■ **Written task**
Pick out the lines below that include the string "Aktivering".

■ **Data to use**

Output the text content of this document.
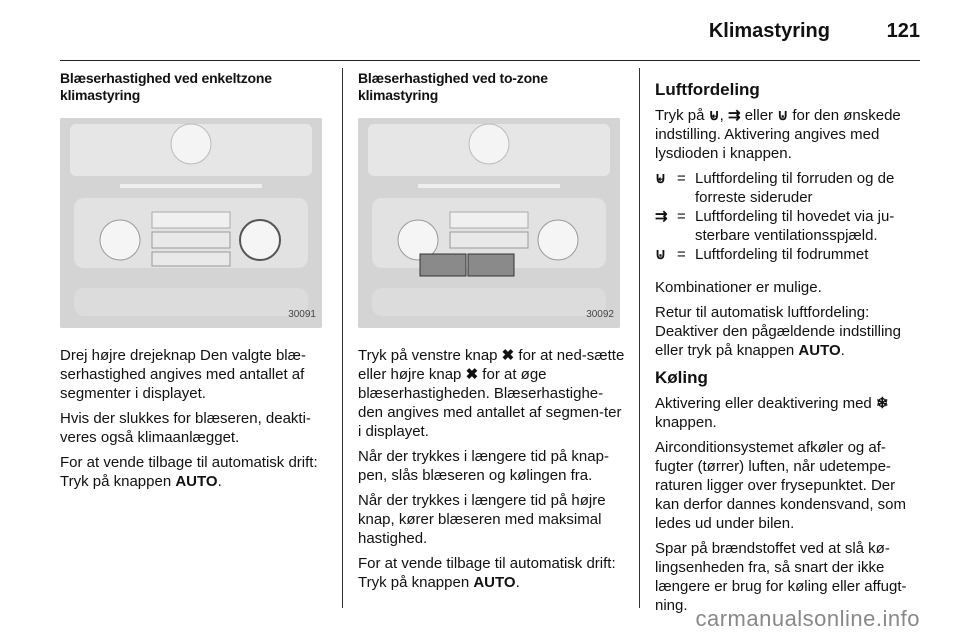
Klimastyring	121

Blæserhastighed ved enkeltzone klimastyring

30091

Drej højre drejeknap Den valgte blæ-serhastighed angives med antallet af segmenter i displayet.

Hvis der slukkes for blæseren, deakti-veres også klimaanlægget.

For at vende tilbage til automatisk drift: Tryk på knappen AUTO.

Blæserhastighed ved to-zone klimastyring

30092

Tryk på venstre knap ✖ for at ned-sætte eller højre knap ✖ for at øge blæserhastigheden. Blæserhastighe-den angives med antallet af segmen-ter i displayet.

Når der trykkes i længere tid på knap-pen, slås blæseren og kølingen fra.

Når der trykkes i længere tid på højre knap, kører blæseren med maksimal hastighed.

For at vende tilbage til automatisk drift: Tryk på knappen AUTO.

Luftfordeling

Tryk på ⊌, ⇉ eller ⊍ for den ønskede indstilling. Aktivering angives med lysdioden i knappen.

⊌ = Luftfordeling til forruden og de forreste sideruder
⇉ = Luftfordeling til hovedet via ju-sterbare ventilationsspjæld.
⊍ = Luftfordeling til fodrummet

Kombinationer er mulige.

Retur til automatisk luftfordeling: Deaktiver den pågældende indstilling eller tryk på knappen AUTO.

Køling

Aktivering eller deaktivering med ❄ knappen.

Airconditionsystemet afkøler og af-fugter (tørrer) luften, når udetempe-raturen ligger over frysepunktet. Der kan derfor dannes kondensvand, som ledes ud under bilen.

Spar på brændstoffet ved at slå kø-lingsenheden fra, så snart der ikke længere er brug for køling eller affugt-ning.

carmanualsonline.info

...

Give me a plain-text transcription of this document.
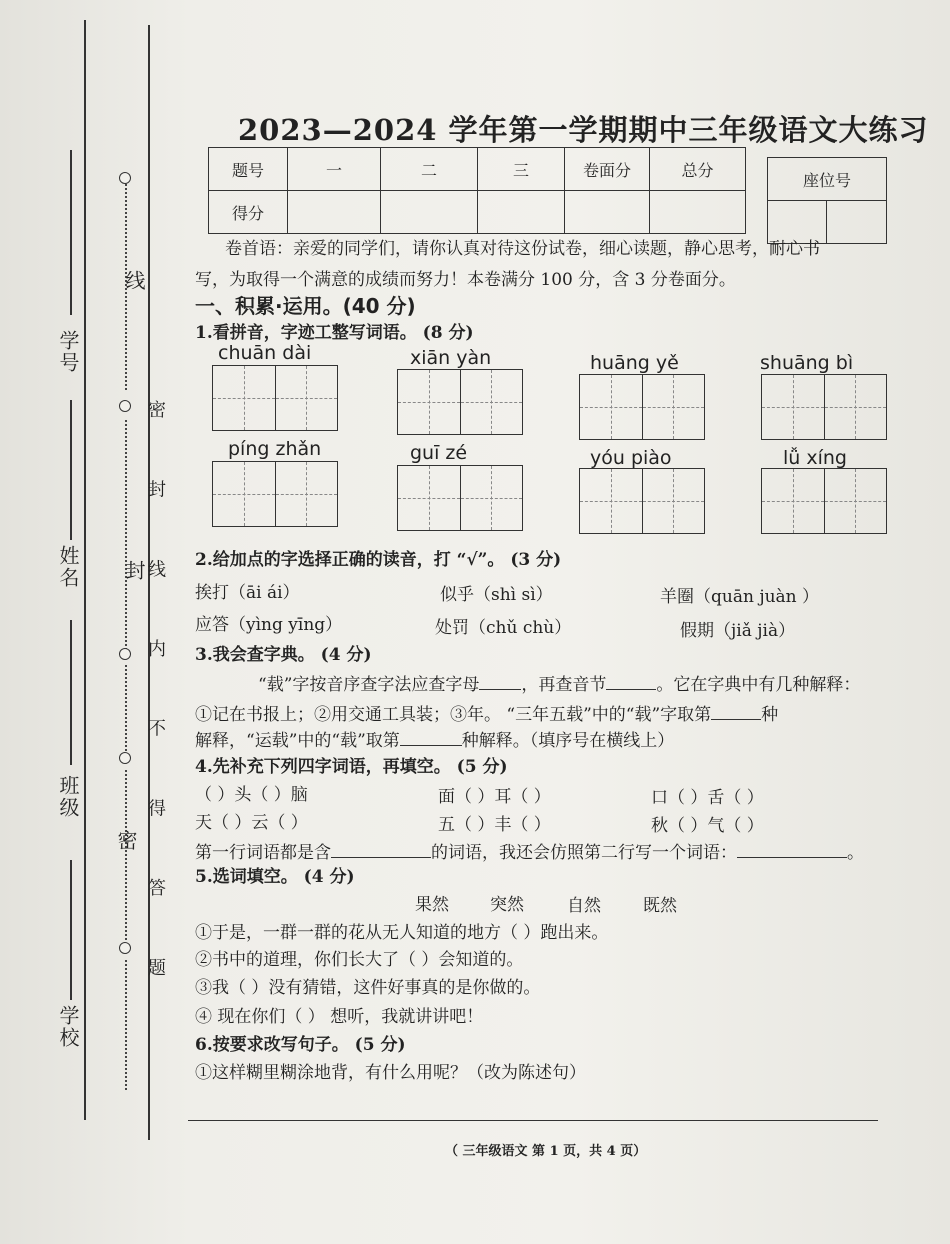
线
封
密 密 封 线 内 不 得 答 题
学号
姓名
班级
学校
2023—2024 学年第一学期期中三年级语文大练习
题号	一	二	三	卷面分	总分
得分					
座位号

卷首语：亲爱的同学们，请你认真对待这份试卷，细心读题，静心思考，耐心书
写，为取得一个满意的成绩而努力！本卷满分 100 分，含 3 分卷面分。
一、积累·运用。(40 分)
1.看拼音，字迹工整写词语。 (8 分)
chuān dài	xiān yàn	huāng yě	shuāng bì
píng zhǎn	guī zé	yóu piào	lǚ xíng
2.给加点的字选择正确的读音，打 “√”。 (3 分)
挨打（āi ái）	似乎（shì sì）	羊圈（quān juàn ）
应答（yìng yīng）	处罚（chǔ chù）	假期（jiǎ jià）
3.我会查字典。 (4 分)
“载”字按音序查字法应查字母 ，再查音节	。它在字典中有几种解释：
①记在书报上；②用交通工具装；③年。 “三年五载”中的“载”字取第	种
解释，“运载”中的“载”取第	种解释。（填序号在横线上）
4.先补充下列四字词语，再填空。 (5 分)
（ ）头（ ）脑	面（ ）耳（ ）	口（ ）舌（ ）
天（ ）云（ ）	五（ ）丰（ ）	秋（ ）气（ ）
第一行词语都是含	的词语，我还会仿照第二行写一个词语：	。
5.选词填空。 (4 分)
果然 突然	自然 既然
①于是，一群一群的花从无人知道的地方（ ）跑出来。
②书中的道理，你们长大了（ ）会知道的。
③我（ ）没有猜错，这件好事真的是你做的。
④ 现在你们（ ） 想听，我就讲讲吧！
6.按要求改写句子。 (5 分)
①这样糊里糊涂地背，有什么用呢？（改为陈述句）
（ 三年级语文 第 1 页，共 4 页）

■ **Exercise answer**
Tryk på ⊌, ⇉ eller ⊍ for den ønskede indstilling. Aktivering angives med lysdioden i knappen.
Aktivering eller deaktivering med ❄ knappen.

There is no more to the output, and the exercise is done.